**WHAT YOU WILL DO:** Below are entries; tally how many lines hold the string "Cache" and answer with only that figure.

Saved data entries
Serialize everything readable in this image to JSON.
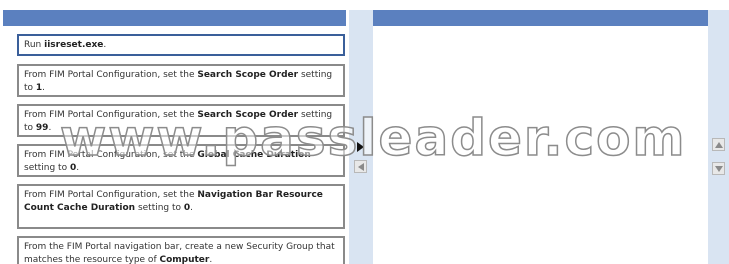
{
  "items": [
    {
      "parts": [
        {
          "t": "Run "
        },
        {
          "t": "iisreset.exe",
          "b": true
        },
        {
          "t": "."
        }
      ]
    },
    {
      "parts": [
        {
          "t": "From FIM Portal Configuration, set the "
        },
        {
          "t": "Search Scope Order",
          "b": true
        },
        {
          "t": " setting to "
        },
        {
          "t": "1",
          "b": true
        },
        {
          "t": "."
        }
      ]
    },
    {
      "parts": [
        {
          "t": "From FIM Portal Configuration, set the "
        },
        {
          "t": "Search Scope Order",
          "b": true
        },
        {
          "t": " setting to "
        },
        {
          "t": "99",
          "b": true
        },
        {
          "t": "."
        }
      ]
    },
    {
      "parts": [
        {
          "t": "From FIM Portal Configuration, set the "
        },
        {
          "t": "Global Cache Duration",
          "b": true
        },
        {
          "t": " setting to "
        },
        {
          "t": "0",
          "b": true
        },
        {
          "t": "."
        }
      ]
    },
    {
      "parts": [
        {
          "t": "From FIM Portal Configuration, set the "
        },
        {
          "t": "Navigation Bar Resource Count Cache Duration",
          "b": true
        },
        {
          "t": " setting to "
        },
        {
          "t": "0",
          "b": true
        },
        {
          "t": "."
        }
      ]
    },
    {
      "parts": [
        {
          "t": "From the FIM Portal navigation bar, create a new Security Group that matches the resource type of "
        },
        {
          "t": "Computer",
          "b": true
        },
        {
          "t": "."
        }
      ]
    }
  ],
  "watermark": "www.passleader.com",
  "colors": {
    "header": "#5b80bf",
    "strip": "#d9e4f2",
    "item_border": "#8a8a8a",
    "selected_border": "#3a5f9a"
  },
  "icons": {
    "move_left": "arrow-left-icon",
    "move_up": "arrow-up-icon",
    "move_down": "arrow-down-icon"
  }
}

**THE REPLY:** 2